> REQUIRED TASK
Return the entries below verbatim. Pictures stay out.

> RECORDS PROVIDED

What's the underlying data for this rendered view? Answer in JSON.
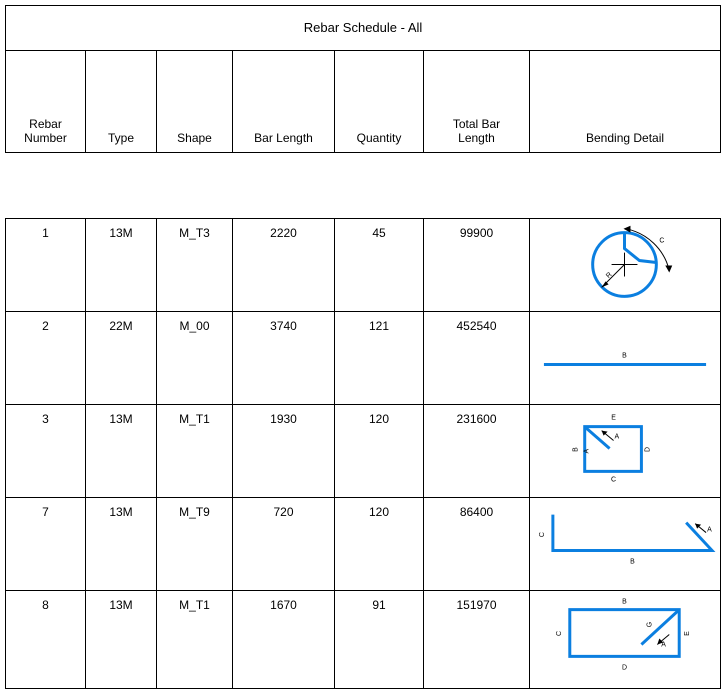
{
  "title": "Rebar Schedule - All",
  "columns": [
    {
      "key": "rebar_number",
      "label": "Rebar\nNumber"
    },
    {
      "key": "type",
      "label": "Type"
    },
    {
      "key": "shape",
      "label": "Shape"
    },
    {
      "key": "bar_length",
      "label": "Bar Length"
    },
    {
      "key": "quantity",
      "label": "Quantity"
    },
    {
      "key": "total_bar_length",
      "label": "Total Bar\nLength"
    },
    {
      "key": "bending_detail",
      "label": "Bending Detail"
    }
  ],
  "column_labels": {
    "rebar_number_line1": "Rebar",
    "rebar_number_line2": "Number",
    "type": "Type",
    "shape": "Shape",
    "bar_length": "Bar Length",
    "quantity": "Quantity",
    "total_bar_length_line1": "Total Bar",
    "total_bar_length_line2": "Length",
    "bending_detail": "Bending Detail"
  },
  "rows": [
    {
      "rebar_number": "1",
      "type": "13M",
      "shape": "M_T3",
      "bar_length": "2220",
      "quantity": "45",
      "total_bar_length": "99900",
      "bending_detail": {
        "shape_kind": "circle-stirrup",
        "dimension_labels": [
          "R",
          "C"
        ]
      }
    },
    {
      "rebar_number": "2",
      "type": "22M",
      "shape": "M_00",
      "bar_length": "3740",
      "quantity": "121",
      "total_bar_length": "452540",
      "bending_detail": {
        "shape_kind": "straight-bar",
        "dimension_labels": [
          "B"
        ]
      }
    },
    {
      "rebar_number": "3",
      "type": "13M",
      "shape": "M_T1",
      "bar_length": "1930",
      "quantity": "120",
      "total_bar_length": "231600",
      "bending_detail": {
        "shape_kind": "closed-rect-stirrup-hook-topleft",
        "dimension_labels": [
          "A",
          "B",
          "C",
          "D",
          "E"
        ]
      }
    },
    {
      "rebar_number": "7",
      "type": "13M",
      "shape": "M_T9",
      "bar_length": "720",
      "quantity": "120",
      "total_bar_length": "86400",
      "bending_detail": {
        "shape_kind": "open-bar-leg-and-diagonal",
        "dimension_labels": [
          "A",
          "B",
          "C"
        ]
      }
    },
    {
      "rebar_number": "8",
      "type": "13M",
      "shape": "M_T1",
      "bar_length": "1670",
      "quantity": "91",
      "total_bar_length": "151970",
      "bending_detail": {
        "shape_kind": "closed-rect-stirrup-hook-topright",
        "dimension_labels": [
          "A",
          "B",
          "C",
          "D",
          "E",
          "G"
        ]
      }
    }
  ],
  "colors": {
    "bend_line": "#0b7fe0",
    "border": "#000000",
    "text": "#000000",
    "background": "#ffffff"
  }
}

> ANSWER FOR THIS EXERCISE
What's the underlying data for this rendered view? Answer in JSON.
{
  "title": "Rebar Schedule - All",
  "columns": [
    {
      "key": "rebar_number",
      "label": "Rebar\nNumber"
    },
    {
      "key": "type",
      "label": "Type"
    },
    {
      "key": "shape",
      "label": "Shape"
    },
    {
      "key": "bar_length",
      "label": "Bar Length"
    },
    {
      "key": "quantity",
      "label": "Quantity"
    },
    {
      "key": "total_bar_length",
      "label": "Total Bar\nLength"
    },
    {
      "key": "bending_detail",
      "label": "Bending Detail"
    }
  ],
  "column_labels": {
    "rebar_number_line1": "Rebar",
    "rebar_number_line2": "Number",
    "type": "Type",
    "shape": "Shape",
    "bar_length": "Bar Length",
    "quantity": "Quantity",
    "total_bar_length_line1": "Total Bar",
    "total_bar_length_line2": "Length",
    "bending_detail": "Bending Detail"
  },
  "rows": [
    {
      "rebar_number": "1",
      "type": "13M",
      "shape": "M_T3",
      "bar_length": "2220",
      "quantity": "45",
      "total_bar_length": "99900",
      "bending_detail": {
        "shape_kind": "circle-stirrup",
        "dimension_labels": [
          "R",
          "C"
        ]
      }
    },
    {
      "rebar_number": "2",
      "type": "22M",
      "shape": "M_00",
      "bar_length": "3740",
      "quantity": "121",
      "total_bar_length": "452540",
      "bending_detail": {
        "shape_kind": "straight-bar",
        "dimension_labels": [
          "B"
        ]
      }
    },
    {
      "rebar_number": "3",
      "type": "13M",
      "shape": "M_T1",
      "bar_length": "1930",
      "quantity": "120",
      "total_bar_length": "231600",
      "bending_detail": {
        "shape_kind": "closed-rect-stirrup-hook-topleft",
        "dimension_labels": [
          "A",
          "B",
          "C",
          "D",
          "E"
        ]
      }
    },
    {
      "rebar_number": "7",
      "type": "13M",
      "shape": "M_T9",
      "bar_length": "720",
      "quantity": "120",
      "total_bar_length": "86400",
      "bending_detail": {
        "shape_kind": "open-bar-leg-and-diagonal",
        "dimension_labels": [
          "A",
          "B",
          "C"
        ]
      }
    },
    {
      "rebar_number": "8",
      "type": "13M",
      "shape": "M_T1",
      "bar_length": "1670",
      "quantity": "91",
      "total_bar_length": "151970",
      "bending_detail": {
        "shape_kind": "closed-rect-stirrup-hook-topright",
        "dimension_labels": [
          "A",
          "B",
          "C",
          "D",
          "E",
          "G"
        ]
      }
    }
  ],
  "colors": {
    "bend_line": "#0b7fe0",
    "border": "#000000",
    "text": "#000000",
    "background": "#ffffff"
  }
}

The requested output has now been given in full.